THE DATA:
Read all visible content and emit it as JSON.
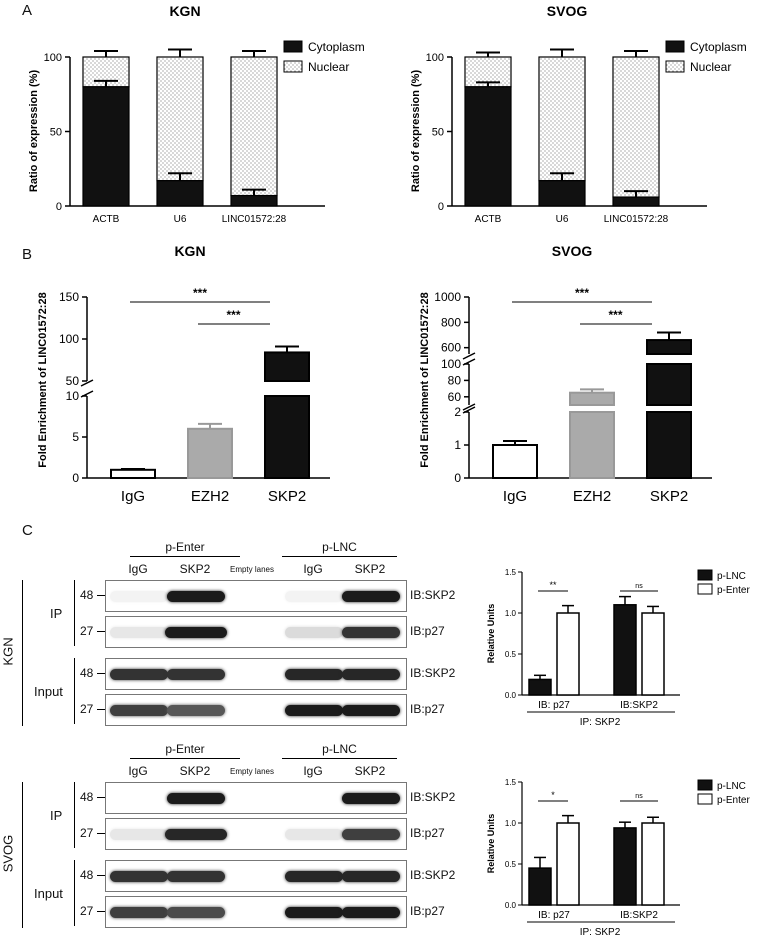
{
  "panels": {
    "A": "A",
    "B": "B",
    "C": "C"
  },
  "panelA": [
    {
      "title": "KGN",
      "ylabel": "Ratio of expression (%)",
      "legend": [
        "Cytoplasm",
        "Nuclear"
      ]
    },
    {
      "title": "SVOG",
      "ylabel": "Ratio of expression (%)",
      "legend": [
        "Cytoplasm",
        "Nuclear"
      ]
    }
  ],
  "panelB": [
    {
      "title": "KGN",
      "ylabel": "Fold Enrichment of LINC01572:28",
      "sig": [
        "***",
        "***"
      ]
    },
    {
      "title": "SVOG",
      "ylabel": "Fold Enrichment of LINC01572:28",
      "sig": [
        "***",
        "***"
      ]
    }
  ],
  "panelC": {
    "blots": [
      {
        "cell": "KGN",
        "groups": [
          "p-Enter",
          "p-LNC"
        ],
        "lanes": [
          "IgG",
          "SKP2",
          "Empty lanes",
          "IgG",
          "SKP2"
        ],
        "sections": [
          "IP",
          "Input"
        ],
        "mw": [
          "48",
          "27",
          "48",
          "27"
        ],
        "ib": [
          "IB:SKP2",
          "IB:p27",
          "IB:SKP2",
          "IB:p27"
        ]
      },
      {
        "cell": "SVOG",
        "groups": [
          "p-Enter",
          "p-LNC"
        ],
        "lanes": [
          "IgG",
          "SKP2",
          "Empty lanes",
          "IgG",
          "SKP2"
        ],
        "sections": [
          "IP",
          "Input"
        ],
        "mw": [
          "48",
          "27",
          "48",
          "27"
        ],
        "ib": [
          "IB:SKP2",
          "IB:p27",
          "IB:SKP2",
          "IB:p27"
        ]
      }
    ],
    "quant": [
      {
        "ylabel": "Relative Units",
        "xgroups": [
          "IB: p27",
          "IB:SKP2"
        ],
        "xtitle": "IP: SKP2",
        "legend": [
          "p-LNC",
          "p-Enter"
        ],
        "sig": [
          "**",
          "ns"
        ]
      },
      {
        "ylabel": "Relative Units",
        "xgroups": [
          "IB: p27",
          "IB:SKP2"
        ],
        "xtitle": "IP: SKP2",
        "legend": [
          "p-LNC",
          "p-Enter"
        ],
        "sig": [
          "*",
          "ns"
        ]
      }
    ]
  },
  "chart_data": [
    {
      "type": "bar",
      "panel": "A",
      "title": "KGN",
      "ylabel": "Ratio of expression (%)",
      "categories": [
        "ACTB",
        "U6",
        "LINC01572:28"
      ],
      "stacked": true,
      "ylim": [
        0,
        100
      ],
      "yticks": [
        0,
        50,
        100
      ],
      "series": [
        {
          "name": "Cytoplasm",
          "values": [
            80,
            17,
            7
          ],
          "errors": [
            4,
            5,
            4
          ]
        },
        {
          "name": "Nuclear",
          "values": [
            20,
            83,
            93
          ],
          "errors": [
            4,
            5,
            4
          ]
        }
      ],
      "colors": {
        "Cytoplasm": "#111111",
        "Nuclear": "#ffffff"
      }
    },
    {
      "type": "bar",
      "panel": "A",
      "title": "SVOG",
      "ylabel": "Ratio of expression (%)",
      "categories": [
        "ACTB",
        "U6",
        "LINC01572:28"
      ],
      "stacked": true,
      "ylim": [
        0,
        100
      ],
      "yticks": [
        0,
        50,
        100
      ],
      "series": [
        {
          "name": "Cytoplasm",
          "values": [
            80,
            17,
            6
          ],
          "errors": [
            3,
            5,
            4
          ]
        },
        {
          "name": "Nuclear",
          "values": [
            20,
            83,
            94
          ],
          "errors": [
            3,
            5,
            4
          ]
        }
      ]
    },
    {
      "type": "bar",
      "panel": "B",
      "title": "KGN",
      "ylabel": "Fold Enrichment of LINC01572:28",
      "categories": [
        "IgG",
        "EZH2",
        "SKP2"
      ],
      "values": [
        1,
        6,
        84
      ],
      "errors": [
        0.1,
        0.6,
        7
      ],
      "axis_breaks": [
        [
          10,
          50
        ]
      ],
      "yticks": [
        0,
        5,
        10,
        50,
        100,
        150
      ],
      "sig": [
        [
          "IgG",
          "SKP2",
          "***"
        ],
        [
          "EZH2",
          "SKP2",
          "***"
        ]
      ]
    },
    {
      "type": "bar",
      "panel": "B",
      "title": "SVOG",
      "ylabel": "Fold Enrichment of LINC01572:28",
      "categories": [
        "IgG",
        "EZH2",
        "SKP2"
      ],
      "values": [
        1,
        65,
        660
      ],
      "errors": [
        0.12,
        4,
        60
      ],
      "axis_breaks": [
        [
          2,
          50
        ],
        [
          100,
          550
        ]
      ],
      "yticks": [
        0,
        1,
        2,
        60,
        80,
        100,
        600,
        800,
        1000
      ],
      "sig": [
        [
          "IgG",
          "SKP2",
          "***"
        ],
        [
          "EZH2",
          "SKP2",
          "***"
        ]
      ]
    },
    {
      "type": "bar",
      "panel": "C",
      "cell": "KGN",
      "ylabel": "Relative Units",
      "categories": [
        "IB: p27",
        "IB:SKP2"
      ],
      "xlabel": "IP: SKP2",
      "ylim": [
        0,
        1.5
      ],
      "yticks": [
        0.0,
        0.5,
        1.0,
        1.5
      ],
      "series": [
        {
          "name": "p-LNC",
          "values": [
            0.19,
            1.1
          ],
          "errors": [
            0.05,
            0.1
          ]
        },
        {
          "name": "p-Enter",
          "values": [
            1.0,
            1.0
          ],
          "errors": [
            0.09,
            0.08
          ]
        }
      ]
    },
    {
      "type": "bar",
      "panel": "C",
      "cell": "SVOG",
      "ylabel": "Relative Units",
      "categories": [
        "IB: p27",
        "IB:SKP2"
      ],
      "xlabel": "IP: SKP2",
      "ylim": [
        0,
        1.5
      ],
      "yticks": [
        0.0,
        0.5,
        1.0,
        1.5
      ],
      "series": [
        {
          "name": "p-LNC",
          "values": [
            0.45,
            0.94
          ],
          "errors": [
            0.13,
            0.07
          ]
        },
        {
          "name": "p-Enter",
          "values": [
            1.0,
            1.0
          ],
          "errors": [
            0.09,
            0.07
          ]
        }
      ]
    }
  ]
}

SHORT TASK: Copy out each line exactly, without the pictures.

TASK RESPONSE:
Read all visible content and emit it as JSON.
{
  "panels": {
    "A": "A",
    "B": "B",
    "C": "C"
  },
  "panelA": [
    {
      "title": "KGN",
      "ylabel": "Ratio of expression (%)",
      "legend": [
        "Cytoplasm",
        "Nuclear"
      ]
    },
    {
      "title": "SVOG",
      "ylabel": "Ratio of expression (%)",
      "legend": [
        "Cytoplasm",
        "Nuclear"
      ]
    }
  ],
  "panelB": [
    {
      "title": "KGN",
      "ylabel": "Fold Enrichment of LINC01572:28",
      "sig": [
        "***",
        "***"
      ]
    },
    {
      "title": "SVOG",
      "ylabel": "Fold Enrichment of LINC01572:28",
      "sig": [
        "***",
        "***"
      ]
    }
  ],
  "panelC": {
    "blots": [
      {
        "cell": "KGN",
        "groups": [
          "p-Enter",
          "p-LNC"
        ],
        "lanes": [
          "IgG",
          "SKP2",
          "Empty lanes",
          "IgG",
          "SKP2"
        ],
        "sections": [
          "IP",
          "Input"
        ],
        "mw": [
          "48",
          "27",
          "48",
          "27"
        ],
        "ib": [
          "IB:SKP2",
          "IB:p27",
          "IB:SKP2",
          "IB:p27"
        ]
      },
      {
        "cell": "SVOG",
        "groups": [
          "p-Enter",
          "p-LNC"
        ],
        "lanes": [
          "IgG",
          "SKP2",
          "Empty lanes",
          "IgG",
          "SKP2"
        ],
        "sections": [
          "IP",
          "Input"
        ],
        "mw": [
          "48",
          "27",
          "48",
          "27"
        ],
        "ib": [
          "IB:SKP2",
          "IB:p27",
          "IB:SKP2",
          "IB:p27"
        ]
      }
    ],
    "quant": [
      {
        "ylabel": "Relative Units",
        "xgroups": [
          "IB: p27",
          "IB:SKP2"
        ],
        "xtitle": "IP: SKP2",
        "legend": [
          "p-LNC",
          "p-Enter"
        ],
        "sig": [
          "**",
          "ns"
        ]
      },
      {
        "ylabel": "Relative Units",
        "xgroups": [
          "IB: p27",
          "IB:SKP2"
        ],
        "xtitle": "IP: SKP2",
        "legend": [
          "p-LNC",
          "p-Enter"
        ],
        "sig": [
          "*",
          "ns"
        ]
      }
    ]
  },
  "chart_data": [
    {
      "type": "bar",
      "panel": "A",
      "title": "KGN",
      "ylabel": "Ratio of expression (%)",
      "categories": [
        "ACTB",
        "U6",
        "LINC01572:28"
      ],
      "stacked": true,
      "ylim": [
        0,
        100
      ],
      "yticks": [
        0,
        50,
        100
      ],
      "series": [
        {
          "name": "Cytoplasm",
          "values": [
            80,
            17,
            7
          ],
          "errors": [
            4,
            5,
            4
          ]
        },
        {
          "name": "Nuclear",
          "values": [
            20,
            83,
            93
          ],
          "errors": [
            4,
            5,
            4
          ]
        }
      ],
      "colors": {
        "Cytoplasm": "#111111",
        "Nuclear": "#ffffff"
      }
    },
    {
      "type": "bar",
      "panel": "A",
      "title": "SVOG",
      "ylabel": "Ratio of expression (%)",
      "categories": [
        "ACTB",
        "U6",
        "LINC01572:28"
      ],
      "stacked": true,
      "ylim": [
        0,
        100
      ],
      "yticks": [
        0,
        50,
        100
      ],
      "series": [
        {
          "name": "Cytoplasm",
          "values": [
            80,
            17,
            6
          ],
          "errors": [
            3,
            5,
            4
          ]
        },
        {
          "name": "Nuclear",
          "values": [
            20,
            83,
            94
          ],
          "errors": [
            3,
            5,
            4
          ]
        }
      ]
    },
    {
      "type": "bar",
      "panel": "B",
      "title": "KGN",
      "ylabel": "Fold Enrichment of LINC01572:28",
      "categories": [
        "IgG",
        "EZH2",
        "SKP2"
      ],
      "values": [
        1,
        6,
        84
      ],
      "errors": [
        0.1,
        0.6,
        7
      ],
      "axis_breaks": [
        [
          10,
          50
        ]
      ],
      "yticks": [
        0,
        5,
        10,
        50,
        100,
        150
      ],
      "sig": [
        [
          "IgG",
          "SKP2",
          "***"
        ],
        [
          "EZH2",
          "SKP2",
          "***"
        ]
      ]
    },
    {
      "type": "bar",
      "panel": "B",
      "title": "SVOG",
      "ylabel": "Fold Enrichment of LINC01572:28",
      "categories": [
        "IgG",
        "EZH2",
        "SKP2"
      ],
      "values": [
        1,
        65,
        660
      ],
      "errors": [
        0.12,
        4,
        60
      ],
      "axis_breaks": [
        [
          2,
          50
        ],
        [
          100,
          550
        ]
      ],
      "yticks": [
        0,
        1,
        2,
        60,
        80,
        100,
        600,
        800,
        1000
      ],
      "sig": [
        [
          "IgG",
          "SKP2",
          "***"
        ],
        [
          "EZH2",
          "SKP2",
          "***"
        ]
      ]
    },
    {
      "type": "bar",
      "panel": "C",
      "cell": "KGN",
      "ylabel": "Relative Units",
      "categories": [
        "IB: p27",
        "IB:SKP2"
      ],
      "xlabel": "IP: SKP2",
      "ylim": [
        0,
        1.5
      ],
      "yticks": [
        0.0,
        0.5,
        1.0,
        1.5
      ],
      "series": [
        {
          "name": "p-LNC",
          "values": [
            0.19,
            1.1
          ],
          "errors": [
            0.05,
            0.1
          ]
        },
        {
          "name": "p-Enter",
          "values": [
            1.0,
            1.0
          ],
          "errors": [
            0.09,
            0.08
          ]
        }
      ]
    },
    {
      "type": "bar",
      "panel": "C",
      "cell": "SVOG",
      "ylabel": "Relative Units",
      "categories": [
        "IB: p27",
        "IB:SKP2"
      ],
      "xlabel": "IP: SKP2",
      "ylim": [
        0,
        1.5
      ],
      "yticks": [
        0.0,
        0.5,
        1.0,
        1.5
      ],
      "series": [
        {
          "name": "p-LNC",
          "values": [
            0.45,
            0.94
          ],
          "errors": [
            0.13,
            0.07
          ]
        },
        {
          "name": "p-Enter",
          "values": [
            1.0,
            1.0
          ],
          "errors": [
            0.09,
            0.07
          ]
        }
      ]
    }
  ]
}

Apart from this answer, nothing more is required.